== Given exercise ==
In the listing below, locate the lines that hold "tilknytning" and copy them.

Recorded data
○ ○ ○ ○ ○
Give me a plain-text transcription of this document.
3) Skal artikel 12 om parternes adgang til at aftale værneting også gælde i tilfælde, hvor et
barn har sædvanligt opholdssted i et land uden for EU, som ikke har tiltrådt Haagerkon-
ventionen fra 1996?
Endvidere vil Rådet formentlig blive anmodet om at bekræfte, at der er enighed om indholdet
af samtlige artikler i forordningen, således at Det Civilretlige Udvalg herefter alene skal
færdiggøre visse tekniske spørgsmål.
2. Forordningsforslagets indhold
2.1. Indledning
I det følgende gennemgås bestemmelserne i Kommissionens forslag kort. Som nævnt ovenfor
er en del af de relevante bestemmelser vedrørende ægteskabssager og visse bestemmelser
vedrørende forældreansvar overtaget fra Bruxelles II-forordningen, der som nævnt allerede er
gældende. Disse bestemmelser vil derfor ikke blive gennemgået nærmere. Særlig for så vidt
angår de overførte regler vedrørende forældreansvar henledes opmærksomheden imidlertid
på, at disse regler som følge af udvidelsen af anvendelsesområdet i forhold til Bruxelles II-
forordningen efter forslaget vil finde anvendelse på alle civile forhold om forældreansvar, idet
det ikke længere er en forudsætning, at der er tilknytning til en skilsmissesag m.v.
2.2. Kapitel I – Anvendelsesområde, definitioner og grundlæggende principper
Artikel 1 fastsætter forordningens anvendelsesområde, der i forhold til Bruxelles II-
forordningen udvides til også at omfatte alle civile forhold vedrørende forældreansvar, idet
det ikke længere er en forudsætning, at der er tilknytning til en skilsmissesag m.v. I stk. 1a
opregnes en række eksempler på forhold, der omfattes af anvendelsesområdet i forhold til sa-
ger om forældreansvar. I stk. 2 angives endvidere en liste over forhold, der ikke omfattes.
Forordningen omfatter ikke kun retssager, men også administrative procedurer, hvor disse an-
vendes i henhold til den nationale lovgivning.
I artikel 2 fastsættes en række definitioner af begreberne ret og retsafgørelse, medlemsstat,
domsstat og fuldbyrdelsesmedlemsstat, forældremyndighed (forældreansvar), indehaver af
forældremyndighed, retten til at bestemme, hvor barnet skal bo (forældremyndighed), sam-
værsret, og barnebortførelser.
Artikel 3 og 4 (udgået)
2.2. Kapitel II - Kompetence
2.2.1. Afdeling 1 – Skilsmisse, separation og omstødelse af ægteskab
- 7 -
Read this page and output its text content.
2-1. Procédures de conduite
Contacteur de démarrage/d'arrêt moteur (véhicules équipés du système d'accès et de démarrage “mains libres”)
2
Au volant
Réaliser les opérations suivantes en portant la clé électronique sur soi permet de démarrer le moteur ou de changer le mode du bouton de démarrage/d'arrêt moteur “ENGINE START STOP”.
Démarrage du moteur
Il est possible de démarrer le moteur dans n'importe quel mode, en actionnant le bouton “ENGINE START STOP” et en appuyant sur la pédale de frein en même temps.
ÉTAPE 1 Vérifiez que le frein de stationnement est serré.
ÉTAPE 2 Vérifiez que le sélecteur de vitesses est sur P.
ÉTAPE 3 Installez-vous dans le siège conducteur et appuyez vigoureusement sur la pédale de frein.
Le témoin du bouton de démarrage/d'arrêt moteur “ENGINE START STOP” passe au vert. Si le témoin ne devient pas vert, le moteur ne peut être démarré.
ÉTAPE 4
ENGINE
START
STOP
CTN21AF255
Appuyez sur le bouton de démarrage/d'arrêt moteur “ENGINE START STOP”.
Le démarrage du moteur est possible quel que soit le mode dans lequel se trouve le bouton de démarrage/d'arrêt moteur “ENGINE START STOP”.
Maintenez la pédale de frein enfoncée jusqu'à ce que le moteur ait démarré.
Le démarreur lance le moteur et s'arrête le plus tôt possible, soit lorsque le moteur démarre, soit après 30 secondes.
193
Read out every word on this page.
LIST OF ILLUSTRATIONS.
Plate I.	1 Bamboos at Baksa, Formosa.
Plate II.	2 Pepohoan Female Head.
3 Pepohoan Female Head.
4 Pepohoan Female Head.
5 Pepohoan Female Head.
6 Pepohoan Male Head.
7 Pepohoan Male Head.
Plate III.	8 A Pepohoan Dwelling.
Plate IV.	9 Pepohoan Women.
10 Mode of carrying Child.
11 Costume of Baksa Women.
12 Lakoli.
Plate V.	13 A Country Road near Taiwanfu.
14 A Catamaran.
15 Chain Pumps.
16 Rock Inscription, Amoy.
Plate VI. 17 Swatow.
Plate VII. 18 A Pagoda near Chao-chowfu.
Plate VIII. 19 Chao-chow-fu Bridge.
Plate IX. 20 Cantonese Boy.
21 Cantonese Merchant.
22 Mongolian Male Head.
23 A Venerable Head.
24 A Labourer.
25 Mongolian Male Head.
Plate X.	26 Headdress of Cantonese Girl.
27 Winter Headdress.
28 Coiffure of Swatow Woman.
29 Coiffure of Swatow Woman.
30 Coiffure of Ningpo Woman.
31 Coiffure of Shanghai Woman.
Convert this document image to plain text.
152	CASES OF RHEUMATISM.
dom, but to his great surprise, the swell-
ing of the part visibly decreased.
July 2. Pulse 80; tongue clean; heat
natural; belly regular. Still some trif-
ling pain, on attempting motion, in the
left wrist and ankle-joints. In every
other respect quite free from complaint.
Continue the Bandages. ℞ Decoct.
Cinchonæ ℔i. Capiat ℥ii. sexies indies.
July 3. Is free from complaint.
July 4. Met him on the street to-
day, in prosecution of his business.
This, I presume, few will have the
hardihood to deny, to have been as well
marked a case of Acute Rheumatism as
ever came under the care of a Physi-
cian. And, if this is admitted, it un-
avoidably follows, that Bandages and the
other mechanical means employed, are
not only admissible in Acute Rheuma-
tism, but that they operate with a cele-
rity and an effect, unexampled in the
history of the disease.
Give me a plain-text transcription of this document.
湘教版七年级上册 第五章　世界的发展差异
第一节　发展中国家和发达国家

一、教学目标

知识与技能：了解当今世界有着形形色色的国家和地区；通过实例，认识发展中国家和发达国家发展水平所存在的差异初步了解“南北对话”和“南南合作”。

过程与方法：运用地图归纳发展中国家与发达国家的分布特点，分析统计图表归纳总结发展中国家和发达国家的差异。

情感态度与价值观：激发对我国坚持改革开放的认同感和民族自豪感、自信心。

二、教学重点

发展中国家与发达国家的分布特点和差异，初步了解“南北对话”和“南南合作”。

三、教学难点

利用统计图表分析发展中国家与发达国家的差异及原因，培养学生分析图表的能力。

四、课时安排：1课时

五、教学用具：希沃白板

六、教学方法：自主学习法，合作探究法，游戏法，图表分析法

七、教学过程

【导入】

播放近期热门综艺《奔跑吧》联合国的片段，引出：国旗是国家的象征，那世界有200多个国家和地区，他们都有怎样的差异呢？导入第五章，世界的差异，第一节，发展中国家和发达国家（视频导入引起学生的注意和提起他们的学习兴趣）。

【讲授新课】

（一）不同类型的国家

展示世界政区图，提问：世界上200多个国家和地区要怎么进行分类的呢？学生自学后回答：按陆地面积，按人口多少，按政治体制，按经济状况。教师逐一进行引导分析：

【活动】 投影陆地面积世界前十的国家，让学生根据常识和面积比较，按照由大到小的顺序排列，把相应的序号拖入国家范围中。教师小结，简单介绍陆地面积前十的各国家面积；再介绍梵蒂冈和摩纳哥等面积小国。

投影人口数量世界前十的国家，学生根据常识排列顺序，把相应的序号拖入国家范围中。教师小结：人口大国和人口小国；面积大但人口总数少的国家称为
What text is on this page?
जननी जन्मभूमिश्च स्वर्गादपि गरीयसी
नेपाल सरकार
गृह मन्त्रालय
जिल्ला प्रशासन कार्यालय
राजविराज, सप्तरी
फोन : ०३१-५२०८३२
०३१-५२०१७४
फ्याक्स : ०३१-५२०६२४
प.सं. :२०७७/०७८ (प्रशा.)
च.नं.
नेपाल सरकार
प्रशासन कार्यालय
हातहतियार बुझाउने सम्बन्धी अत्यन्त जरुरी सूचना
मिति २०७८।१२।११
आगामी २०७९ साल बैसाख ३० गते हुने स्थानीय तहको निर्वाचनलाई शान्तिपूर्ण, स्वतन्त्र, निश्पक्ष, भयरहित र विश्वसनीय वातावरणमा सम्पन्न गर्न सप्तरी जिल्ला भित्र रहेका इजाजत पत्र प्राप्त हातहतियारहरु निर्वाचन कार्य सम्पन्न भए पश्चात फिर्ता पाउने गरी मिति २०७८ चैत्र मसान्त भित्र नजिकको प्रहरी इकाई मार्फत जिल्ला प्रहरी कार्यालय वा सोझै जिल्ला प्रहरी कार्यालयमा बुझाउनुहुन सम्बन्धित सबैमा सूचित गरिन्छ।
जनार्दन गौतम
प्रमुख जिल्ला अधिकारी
○ ○ ○ ○ ○
== Problem solution ==
det ikke længere er en forudsætning, at der er tilknytning til en skilsmissesag m.v.
det ikke længere er en forudsætning, at der er tilknytning til en skilsmissesag m.v. I stk. 1a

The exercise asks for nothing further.